● Work to be completed
Copy out all lines where "magnésio" appears.

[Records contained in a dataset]
____________
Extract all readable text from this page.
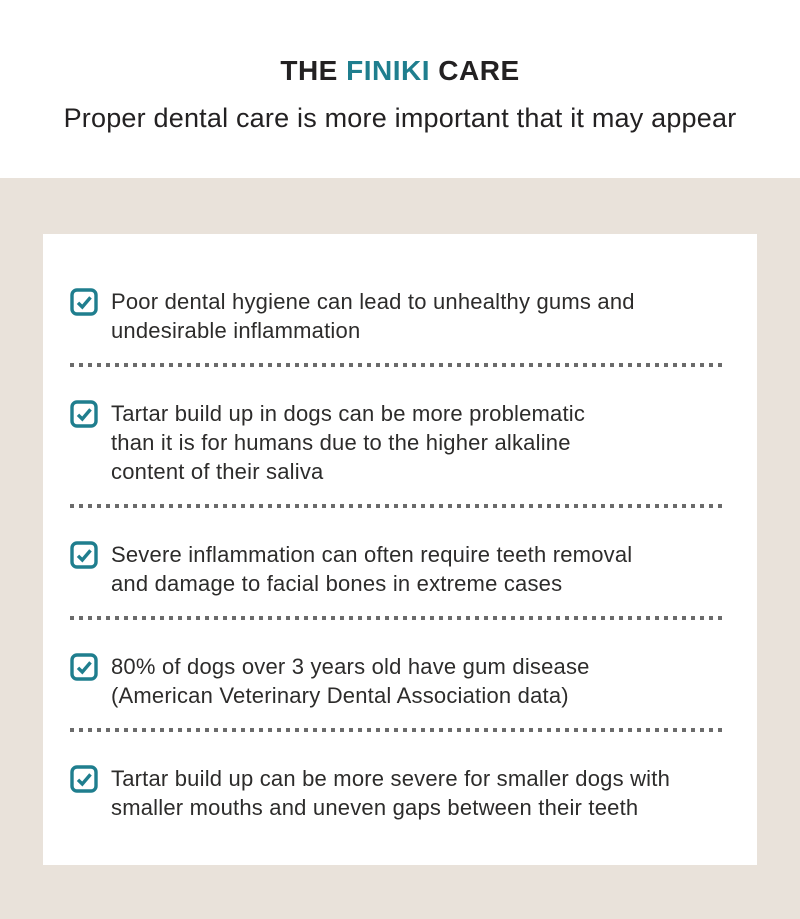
THE FINIKI CARE

Proper dental care is more important that it may appear

Poor dental hygiene can lead to unhealthy gums and
undesirable inflammation
Tartar build up in dogs can be more problematic
than it is for humans due to the higher alkaline
content of their saliva
Severe inflammation can often require teeth removal
and damage to facial bones in extreme cases
80% of dogs over 3 years old have gum disease
(American Veterinary Dental Association data)
Tartar build up can be more severe for smaller dogs with
smaller mouths and uneven gaps between their teeth
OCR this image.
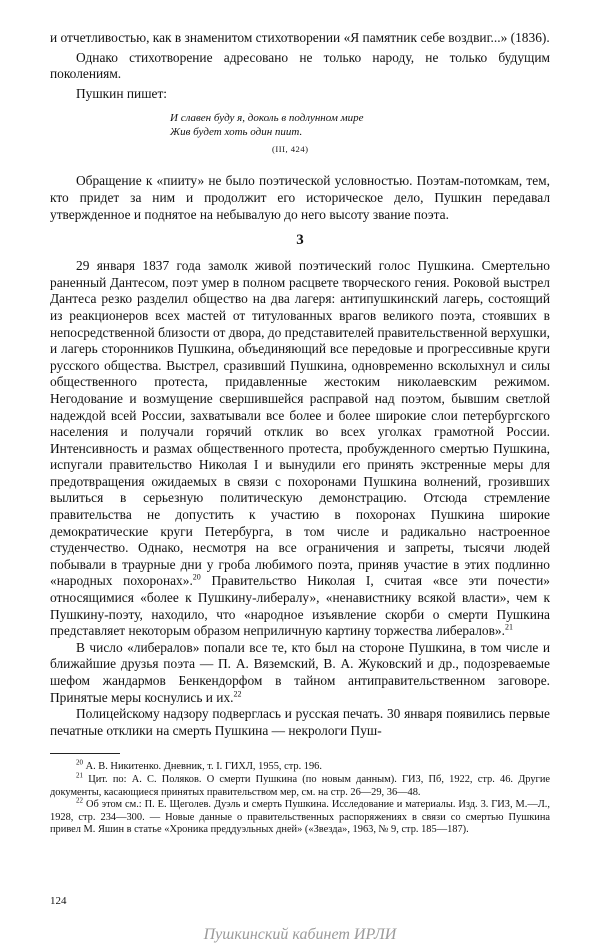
и отчетливостью, как в знаменитом стихотворении «Я памятник себе воздвиг...» (1836).

Однако стихотворение адресовано не только народу, не только будущим поколениям.

Пушкин пишет:

И славен буду я, доколь в подлунном мире
Жив будет хоть один пиит.
(III, 424)

Обращение к «пииту» не было поэтической условностью. Поэтам-потомкам, тем, кто придет за ним и продолжит его историческое дело, Пушкин передавал утвержденное и поднятое на небывалую до него высоту звание поэта.

3

29 января 1837 года замолк живой поэтический голос Пушкина. Смертельно раненный Дантесом, поэт умер в полном расцвете творческого гения. Роковой выстрел Дантеса резко разделил общество на два лагеря: антипушкинский лагерь, состоящий из реакционеров всех мастей от титулованных врагов великого поэта, стоявших в непосредственной близости от двора, до представителей правительственной верхушки, и лагерь сторонников Пушкина, объединяющий все передовые и прогрессивные круги русского общества. Выстрел, сразивший Пушкина, одновременно всколыхнул и силы общественного протеста, придавленные жестоким николаевским режимом. Негодование и возмущение свершившейся расправой над поэтом, бывшим светлой надеждой всей России, захватывали все более и более широкие слои петербургского населения и получали горячий отклик во всех уголках грамотной России. Интенсивность и размах общественного протеста, пробужденного смертью Пушкина, испугали правительство Николая I и вынудили его принять экстренные меры для предотвращения ожидаемых в связи с похоронами Пушкина волнений, грозивших вылиться в серьезную политическую демонстрацию. Отсюда стремление правительства не допустить к участию в похоронах Пушкина широкие демократические круги Петербурга, в том числе и радикально настроенное студенчество. Однако, несмотря на все ограничения и запреты, тысячи людей побывали в траурные дни у гроба любимого поэта, приняв участие в этих подлинно «народных похоронах».$^{20}$ Правительство Николая I, считая «все эти почести» относящимися «более к Пушкину-либералу», «ненавистнику всякой власти», чем к Пушкину-поэту, находило, что «народное изъявление скорби о смерти Пушкина представляет некоторым образом неприличную картину торжества либералов».$^{21}$

В число «либералов» попали все те, кто был на стороне Пушкина, в том числе и ближайшие друзья поэта — П. А. Вяземский, В. А. Жуковский и др., подозреваемые шефом жандармов Бенкендорфом в тайном антиправительственном заговоре. Принятые меры коснулись и их.$^{22}$

Полицейскому надзору подверглась и русская печать. 30 января появились первые печатные отклики на смерть Пушкина — некрологи Пуш-

$^{20}$ А. В. Никитенко. Дневник, т. I. ГИХЛ, 1955, стр. 196.

$^{21}$ Цит. по: А. С. Поляков. О смерти Пушкина (по новым данным). ГИЗ, Пб, 1922, стр. 46. Другие документы, касающиеся принятых правительством мер, см. на стр. 26—29, 36—48.

$^{22}$ Об этом см.: П. Е. Щеголев. Дуэль и смерть Пушкина. Исследование и материалы. Изд. 3. ГИЗ, М.—Л., 1928, стр. 234—300. — Новые данные о правительственных распоряжениях в связи со смертью Пушкина привел М. Яшин в статье «Хроника преддуэльных дней» («Звезда», 1963, № 9, стр. 185—187).

124
Пушкинский кабинет ИРЛИ
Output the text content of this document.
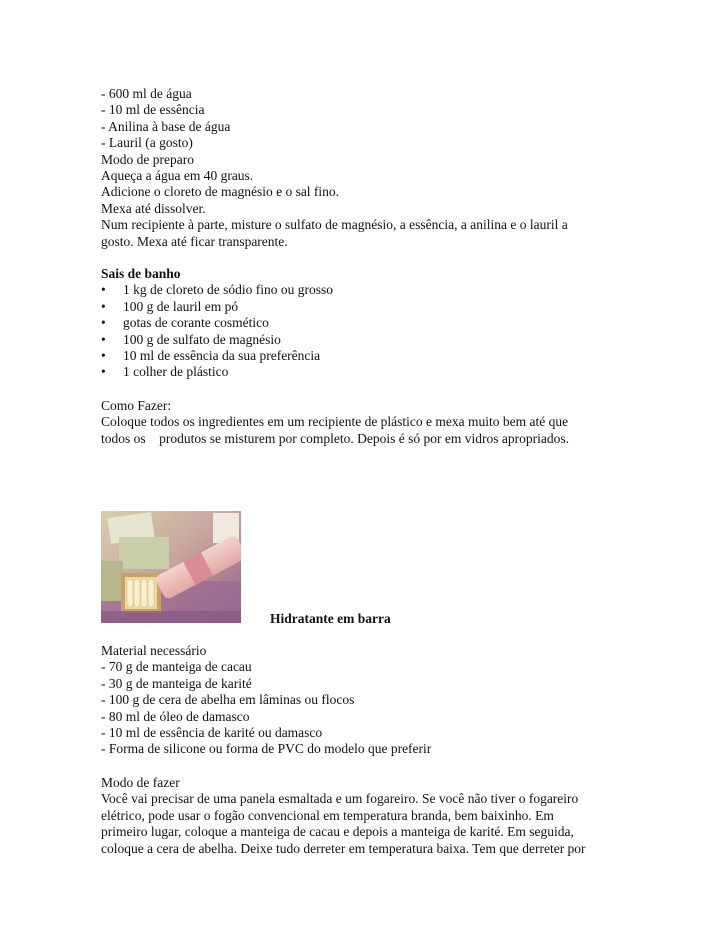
- 600 ml de água
- 10 ml de essência
- Anilina à base de água
- Lauril (a gosto)
Modo de preparo
Aqueça a água em 40 graus.
Adicione o cloreto de magnésio e o sal fino.
Mexa até dissolver.
Num recipiente à parte, misture o sulfato de magnésio, a essência, a anilina e o lauril a
gosto. Mexa até ficar transparente.
Sais de banho
• 1 kg de cloreto de sódio fino ou grosso
• 100 g de lauril em pó
• gotas de corante cosmético
• 100 g de sulfato de magnésio
• 10 ml de essência da sua preferência
• 1 colher de plástico
Como Fazer:
Coloque todos os ingredientes em um recipiente de plástico e mexa muito bem até que
todos os produtos se misturem por completo. Depois é só por em vidros apropriados.
Hidratante em barra
Material necessário
- 70 g de manteiga de cacau
- 30 g de manteiga de karité
- 100 g de cera de abelha em lâminas ou flocos
- 80 ml de óleo de damasco
- 10 ml de essência de karité ou damasco
- Forma de silicone ou forma de PVC do modelo que preferir
Modo de fazer
Você vai precisar de uma panela esmaltada e um fogareiro. Se você não tiver o fogareiro
elétrico, pode usar o fogão convencional em temperatura branda, bem baixinho. Em
primeiro lugar, coloque a manteiga de cacau e depois a manteiga de karité. Em seguida,
coloque a cera de abelha. Deixe tudo derreter em temperatura baixa. Tem que derreter por
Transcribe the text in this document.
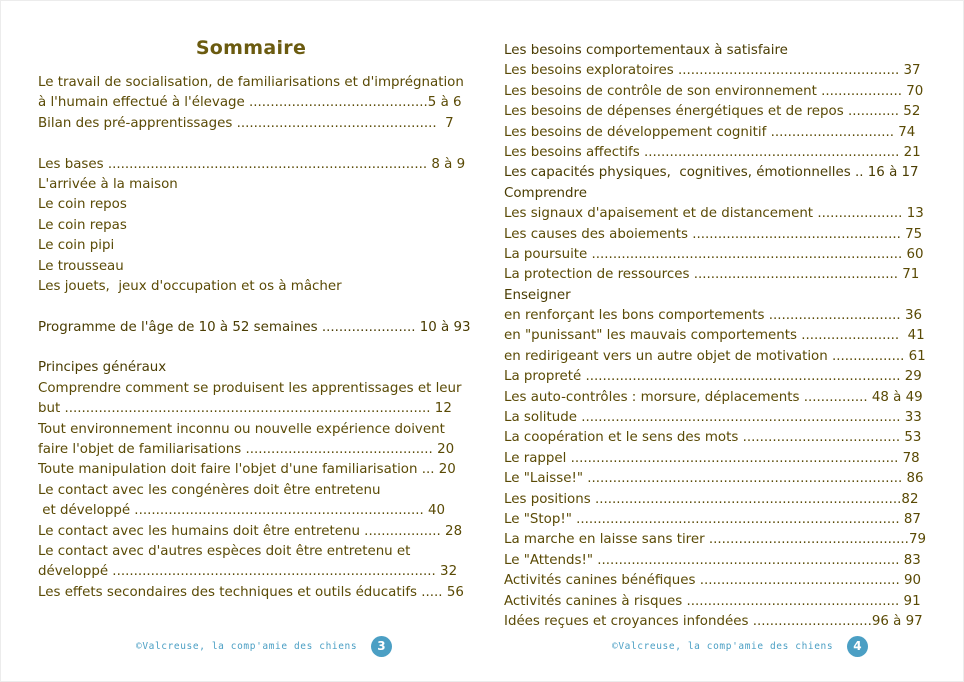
Sommaire
Le travail de socialisation, de familiarisations et d'imprégnation
à l'humain effectué à l'élevage ..........................................5 à 6
Bilan des pré-apprentissages ...............................................  7
Les bases ........................................................................... 8 à 9
L'arrivée à la maison
Le coin repos
Le coin repas
Le coin pipi
Le trousseau
Les jouets,  jeux d'occupation et os à mâcher
Programme de l'âge de 10 à 52 semaines ...................... 10 à 93
Principes généraux
Comprendre comment se produisent les apprentissages et leur
but ...................................................................................... 12
Tout environnement inconnu ou nouvelle expérience doivent
faire l'objet de familiarisations ............................................ 20
Toute manipulation doit faire l'objet d'une familiarisation ... 20
Le contact avec les congénères doit être entretenu
et développé .................................................................... 40
Le contact avec les humains doit être entretenu .................. 28
Le contact avec d'autres espèces doit être entretenu et
développé ............................................................................ 32
Les effets secondaires des techniques et outils éducatifs ..... 56
©Valcreuse, la comp'amie des chiens	3
Les besoins comportementaux à satisfaire
Les besoins exploratoires .................................................... 37
Les besoins de contrôle de son environnement ................... 70
Les besoins de dépenses énergétiques et de repos ............ 52
Les besoins de développement cognitif ............................. 74
Les besoins affectifs ............................................................ 21
Les capacités physiques,  cognitives, émotionnelles .. 16 à 17
Comprendre
Les signaux d'apaisement et de distancement .................... 13
Les causes des aboiements ................................................. 75
La poursuite ......................................................................... 60
La protection de ressources ................................................ 71
Enseigner
en renforçant les bons comportements ............................... 36
en "punissant" les mauvais comportements .......................  41
en redirigeant vers un autre objet de motivation ................. 61
La propreté .......................................................................... 29
Les auto-contrôles : morsure, déplacements ............... 48 à 49
La solitude ........................................................................... 33
La coopération et le sens des mots ..................................... 53
Le rappel ............................................................................. 78
Le "Laisse!" .......................................................................... 86
Les positions ........................................................................82
Le "Stop!" ............................................................................ 87
La marche en laisse sans tirer ...............................................79
Le "Attends!" ....................................................................... 83
Activités canines bénéfiques ............................................... 90
Activités canines à risques .................................................. 91
Idées reçues et croyances infondées ............................96 à 97
©Valcreuse, la comp'amie des chiens	4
____________
● Exercise output
Adicione o cloreto de magnésio e o sal fino.
Num recipiente à parte, misture o sulfato de magnésio, a essência, a anilina e o lauril a
• 100 g de sulfato de magnésio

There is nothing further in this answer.